Lines that contain "title" are to be counted; give only their number.

· · · · · · ·

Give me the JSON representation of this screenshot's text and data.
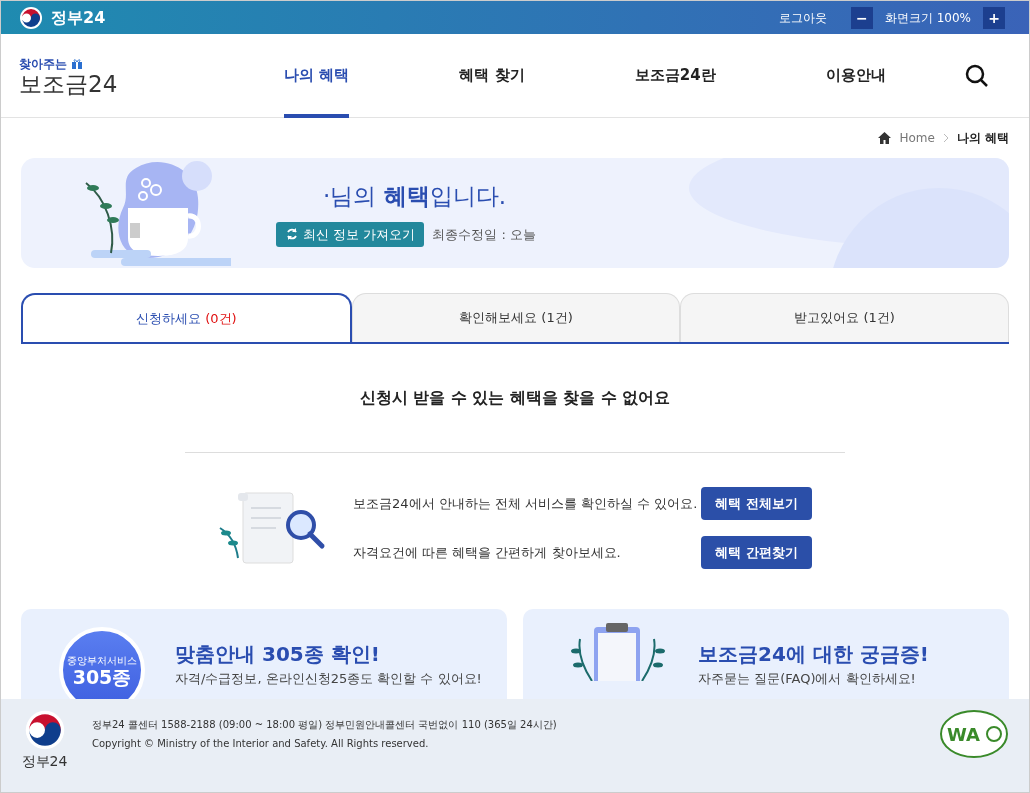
{
  "topbar": {
    "brand": "정부24",
    "logout": "로그아웃",
    "zoom_out": "−",
    "zoom_label": "화면크기 100%",
    "zoom_in": "+"
  },
  "header": {
    "logo_tagline": "찾아주는",
    "logo_name": "보조금24",
    "nav": [
      {
        "label": "나의 혜택",
        "selected": true
      },
      {
        "label": "혜택 찾기",
        "selected": false
      },
      {
        "label": "보조금24란",
        "selected": false
      },
      {
        "label": "이용안내",
        "selected": false
      }
    ]
  },
  "breadcrumb": [
    "Home",
    "나의 혜택"
  ],
  "banner": {
    "title": "·님의 **혜택**입니다.",
    "refresh_button": "최신 정보 가져오기",
    "updated": "최종수정일 : 오늘"
  },
  "tabs": [
    {
      "label": "신청하세요",
      "count": "(0건)",
      "selected": true
    },
    {
      "label": "확인해보세요",
      "count": "(1건)",
      "selected": false
    },
    {
      "label": "받고있어요",
      "count": "(1건)",
      "selected": false
    }
  ],
  "empty_message": "신청시 받을 수 있는 혜택을 찾을 수 없어요",
  "suggestions": [
    {
      "text": "보조금24에서 안내하는 전체 서비스를 확인하실 수 있어요.",
      "button": "혜택 전체보기"
    },
    {
      "text": "자격요건에 따른 혜택을 간편하게 찾아보세요.",
      "button": "혜택 간편찾기"
    }
  ],
  "promos": [
    {
      "kind": "badge",
      "badge_caption": "중앙부처서비스",
      "badge_value": "305종",
      "title": "맞춤안내 305종 확인!",
      "desc": "자격/수급정보, 온라인신청25종도 확인할 수 있어요!"
    },
    {
      "kind": "faq",
      "title": "보조금24에 대한 궁금증!",
      "desc": "자주묻는 질문(FAQ)에서 확인하세요!"
    }
  ],
  "footer": {
    "logo_name": "정부24",
    "contact": "정부24 콜센터 1588-2188 (09:00 ~ 18:00 평일) 정부민원안내콜센터 국번없이 110 (365일 24시간)",
    "copyright": "Copyright © Ministry of the Interior and Safety. All Rights reserved.",
    "mark_text": "WA"
  }
}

· · · · · · ·

• THE SOLUTION
3